**The data**
● ● ● ●
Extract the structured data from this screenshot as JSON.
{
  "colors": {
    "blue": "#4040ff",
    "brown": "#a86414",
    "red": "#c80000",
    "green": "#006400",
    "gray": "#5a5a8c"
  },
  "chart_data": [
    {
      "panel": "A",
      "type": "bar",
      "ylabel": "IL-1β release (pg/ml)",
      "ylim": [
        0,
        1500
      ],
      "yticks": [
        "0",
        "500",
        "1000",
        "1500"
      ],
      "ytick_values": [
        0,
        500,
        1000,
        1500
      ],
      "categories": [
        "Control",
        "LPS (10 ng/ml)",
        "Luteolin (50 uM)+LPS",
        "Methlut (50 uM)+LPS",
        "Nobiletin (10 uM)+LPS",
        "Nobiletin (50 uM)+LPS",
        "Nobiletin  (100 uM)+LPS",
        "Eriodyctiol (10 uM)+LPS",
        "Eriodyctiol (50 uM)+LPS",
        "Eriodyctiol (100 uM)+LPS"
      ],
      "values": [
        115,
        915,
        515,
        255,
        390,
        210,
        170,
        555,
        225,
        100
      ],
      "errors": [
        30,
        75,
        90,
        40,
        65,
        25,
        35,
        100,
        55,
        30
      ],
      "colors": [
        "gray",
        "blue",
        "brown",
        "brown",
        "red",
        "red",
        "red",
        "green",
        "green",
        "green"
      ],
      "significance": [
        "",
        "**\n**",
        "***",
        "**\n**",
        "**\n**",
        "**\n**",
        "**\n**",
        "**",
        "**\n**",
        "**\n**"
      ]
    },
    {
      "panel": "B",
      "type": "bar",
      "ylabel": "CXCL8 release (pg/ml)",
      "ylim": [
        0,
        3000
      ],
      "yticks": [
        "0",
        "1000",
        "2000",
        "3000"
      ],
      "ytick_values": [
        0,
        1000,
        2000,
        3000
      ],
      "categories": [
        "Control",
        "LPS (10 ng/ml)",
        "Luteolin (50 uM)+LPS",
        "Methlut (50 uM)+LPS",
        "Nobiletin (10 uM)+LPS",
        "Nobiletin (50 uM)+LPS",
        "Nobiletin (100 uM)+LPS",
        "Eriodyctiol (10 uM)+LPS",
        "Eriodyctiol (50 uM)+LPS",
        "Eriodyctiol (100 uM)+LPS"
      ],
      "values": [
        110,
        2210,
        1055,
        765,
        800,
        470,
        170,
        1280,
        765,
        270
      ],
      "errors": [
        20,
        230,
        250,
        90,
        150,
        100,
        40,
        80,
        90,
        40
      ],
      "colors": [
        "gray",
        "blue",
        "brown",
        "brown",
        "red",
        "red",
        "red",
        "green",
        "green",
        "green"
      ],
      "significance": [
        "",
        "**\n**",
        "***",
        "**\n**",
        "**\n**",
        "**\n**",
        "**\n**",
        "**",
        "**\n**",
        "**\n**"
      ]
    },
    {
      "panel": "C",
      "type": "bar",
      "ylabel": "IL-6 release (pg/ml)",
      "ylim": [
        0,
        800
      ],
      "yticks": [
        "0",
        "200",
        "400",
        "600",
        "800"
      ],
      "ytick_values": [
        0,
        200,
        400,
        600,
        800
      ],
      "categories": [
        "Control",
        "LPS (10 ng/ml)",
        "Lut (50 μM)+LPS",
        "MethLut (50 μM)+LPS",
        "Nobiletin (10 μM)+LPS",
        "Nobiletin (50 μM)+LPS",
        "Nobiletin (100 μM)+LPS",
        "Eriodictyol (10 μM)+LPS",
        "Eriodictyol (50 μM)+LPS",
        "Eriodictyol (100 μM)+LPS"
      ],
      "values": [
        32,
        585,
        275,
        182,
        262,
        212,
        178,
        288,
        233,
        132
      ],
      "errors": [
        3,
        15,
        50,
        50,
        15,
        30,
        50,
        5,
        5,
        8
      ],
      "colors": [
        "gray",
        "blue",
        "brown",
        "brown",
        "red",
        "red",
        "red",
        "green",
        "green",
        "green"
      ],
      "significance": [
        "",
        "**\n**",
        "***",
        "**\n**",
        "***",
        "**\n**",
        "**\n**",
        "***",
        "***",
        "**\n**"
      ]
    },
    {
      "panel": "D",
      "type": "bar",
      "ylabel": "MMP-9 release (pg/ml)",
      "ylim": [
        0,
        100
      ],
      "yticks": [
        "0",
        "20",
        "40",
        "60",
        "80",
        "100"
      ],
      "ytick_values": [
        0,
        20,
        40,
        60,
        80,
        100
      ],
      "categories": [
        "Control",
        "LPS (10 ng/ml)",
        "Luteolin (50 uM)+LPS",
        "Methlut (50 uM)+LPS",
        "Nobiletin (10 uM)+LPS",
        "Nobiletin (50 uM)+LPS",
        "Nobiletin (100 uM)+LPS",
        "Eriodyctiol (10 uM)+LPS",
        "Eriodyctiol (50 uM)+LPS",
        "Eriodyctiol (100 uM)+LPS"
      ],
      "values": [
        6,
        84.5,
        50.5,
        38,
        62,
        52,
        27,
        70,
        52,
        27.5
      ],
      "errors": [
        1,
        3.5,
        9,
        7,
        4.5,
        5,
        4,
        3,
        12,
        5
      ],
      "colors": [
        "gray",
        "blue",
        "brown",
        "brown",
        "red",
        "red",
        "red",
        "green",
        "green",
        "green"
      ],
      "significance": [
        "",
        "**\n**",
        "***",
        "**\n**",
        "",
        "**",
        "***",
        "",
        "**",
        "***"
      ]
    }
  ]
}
● ● ● ●
**Aim**
Gather each line in these records that contains the string "ylabel".

**Completed exercise**
      "ylabel": "IL-1β release (pg/ml)",
      "ylabel": "CXCL8 release (pg/ml)",
      "ylabel": "IL-6 release (pg/ml)",
      "ylabel": "MMP-9 release (pg/ml)",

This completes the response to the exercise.